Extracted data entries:
============

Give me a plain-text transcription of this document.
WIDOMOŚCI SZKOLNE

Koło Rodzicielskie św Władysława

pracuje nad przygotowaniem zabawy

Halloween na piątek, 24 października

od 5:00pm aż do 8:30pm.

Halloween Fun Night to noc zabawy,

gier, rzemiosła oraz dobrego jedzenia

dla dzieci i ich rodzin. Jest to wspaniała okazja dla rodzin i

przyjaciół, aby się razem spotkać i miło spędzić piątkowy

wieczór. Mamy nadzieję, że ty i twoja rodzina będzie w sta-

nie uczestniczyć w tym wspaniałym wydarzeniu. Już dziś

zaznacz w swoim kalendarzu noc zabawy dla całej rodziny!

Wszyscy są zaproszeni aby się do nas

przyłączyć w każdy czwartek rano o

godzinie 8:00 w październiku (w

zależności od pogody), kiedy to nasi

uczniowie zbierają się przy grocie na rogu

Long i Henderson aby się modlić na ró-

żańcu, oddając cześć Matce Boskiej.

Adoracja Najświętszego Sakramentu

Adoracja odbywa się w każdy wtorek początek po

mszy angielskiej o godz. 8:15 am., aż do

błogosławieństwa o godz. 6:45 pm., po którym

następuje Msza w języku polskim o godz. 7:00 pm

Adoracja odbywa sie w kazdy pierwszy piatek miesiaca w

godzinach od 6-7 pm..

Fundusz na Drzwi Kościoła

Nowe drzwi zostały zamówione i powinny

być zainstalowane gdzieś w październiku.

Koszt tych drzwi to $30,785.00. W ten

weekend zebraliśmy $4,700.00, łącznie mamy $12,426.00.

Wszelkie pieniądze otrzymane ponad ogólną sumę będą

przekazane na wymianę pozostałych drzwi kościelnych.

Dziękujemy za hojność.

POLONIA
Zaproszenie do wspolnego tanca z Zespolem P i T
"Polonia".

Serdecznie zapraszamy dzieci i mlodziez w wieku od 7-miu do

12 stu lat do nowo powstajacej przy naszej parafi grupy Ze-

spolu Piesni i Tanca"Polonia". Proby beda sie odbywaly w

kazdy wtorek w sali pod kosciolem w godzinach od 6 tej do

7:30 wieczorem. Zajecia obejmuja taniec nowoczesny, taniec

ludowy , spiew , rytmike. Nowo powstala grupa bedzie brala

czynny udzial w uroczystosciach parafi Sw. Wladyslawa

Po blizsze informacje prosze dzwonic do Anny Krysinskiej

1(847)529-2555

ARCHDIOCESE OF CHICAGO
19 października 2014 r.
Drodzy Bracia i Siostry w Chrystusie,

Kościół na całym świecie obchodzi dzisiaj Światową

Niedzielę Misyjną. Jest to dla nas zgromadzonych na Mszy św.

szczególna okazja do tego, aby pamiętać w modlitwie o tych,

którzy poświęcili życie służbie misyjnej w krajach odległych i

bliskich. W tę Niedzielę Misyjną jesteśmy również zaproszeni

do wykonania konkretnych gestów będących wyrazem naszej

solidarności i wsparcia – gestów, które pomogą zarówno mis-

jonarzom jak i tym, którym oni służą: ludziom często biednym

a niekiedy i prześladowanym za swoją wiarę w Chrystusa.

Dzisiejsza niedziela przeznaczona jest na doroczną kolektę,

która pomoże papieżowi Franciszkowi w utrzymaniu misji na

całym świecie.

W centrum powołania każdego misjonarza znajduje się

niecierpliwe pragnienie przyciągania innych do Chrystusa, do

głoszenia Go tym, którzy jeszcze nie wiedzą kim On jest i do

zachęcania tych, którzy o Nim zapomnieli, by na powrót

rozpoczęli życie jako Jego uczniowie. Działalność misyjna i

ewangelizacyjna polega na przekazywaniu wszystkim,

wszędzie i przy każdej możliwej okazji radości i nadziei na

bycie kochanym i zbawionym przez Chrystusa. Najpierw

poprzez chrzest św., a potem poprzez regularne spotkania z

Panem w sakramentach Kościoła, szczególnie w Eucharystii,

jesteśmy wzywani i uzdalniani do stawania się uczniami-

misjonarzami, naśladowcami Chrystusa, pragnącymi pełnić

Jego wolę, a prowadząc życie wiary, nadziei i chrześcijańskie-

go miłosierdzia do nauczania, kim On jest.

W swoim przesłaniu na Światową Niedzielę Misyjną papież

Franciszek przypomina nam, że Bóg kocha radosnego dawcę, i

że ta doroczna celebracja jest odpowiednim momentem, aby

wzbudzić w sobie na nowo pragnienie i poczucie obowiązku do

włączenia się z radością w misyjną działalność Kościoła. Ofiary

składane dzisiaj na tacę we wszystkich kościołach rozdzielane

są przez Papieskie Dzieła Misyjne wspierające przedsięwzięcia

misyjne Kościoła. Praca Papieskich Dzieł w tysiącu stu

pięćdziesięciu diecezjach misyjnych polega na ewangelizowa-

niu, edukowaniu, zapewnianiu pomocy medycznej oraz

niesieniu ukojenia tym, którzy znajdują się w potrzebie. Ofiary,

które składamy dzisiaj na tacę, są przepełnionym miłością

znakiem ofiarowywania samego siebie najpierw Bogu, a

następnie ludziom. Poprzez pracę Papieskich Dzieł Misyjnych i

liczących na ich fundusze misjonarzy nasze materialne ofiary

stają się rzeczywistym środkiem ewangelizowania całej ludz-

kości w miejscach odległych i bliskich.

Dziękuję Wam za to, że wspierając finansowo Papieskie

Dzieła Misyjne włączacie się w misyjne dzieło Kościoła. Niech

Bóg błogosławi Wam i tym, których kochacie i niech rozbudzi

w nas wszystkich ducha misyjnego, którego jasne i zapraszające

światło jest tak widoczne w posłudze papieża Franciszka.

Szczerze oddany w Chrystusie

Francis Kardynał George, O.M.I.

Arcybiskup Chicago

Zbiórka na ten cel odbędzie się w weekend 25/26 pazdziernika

============

## Exercise goal
Working from the listing above, pick out every line that has "Halloween" and copy it.

## Solution for this exercise
Halloween na piątek, 24 października
Halloween Fun Night to noc zabawy,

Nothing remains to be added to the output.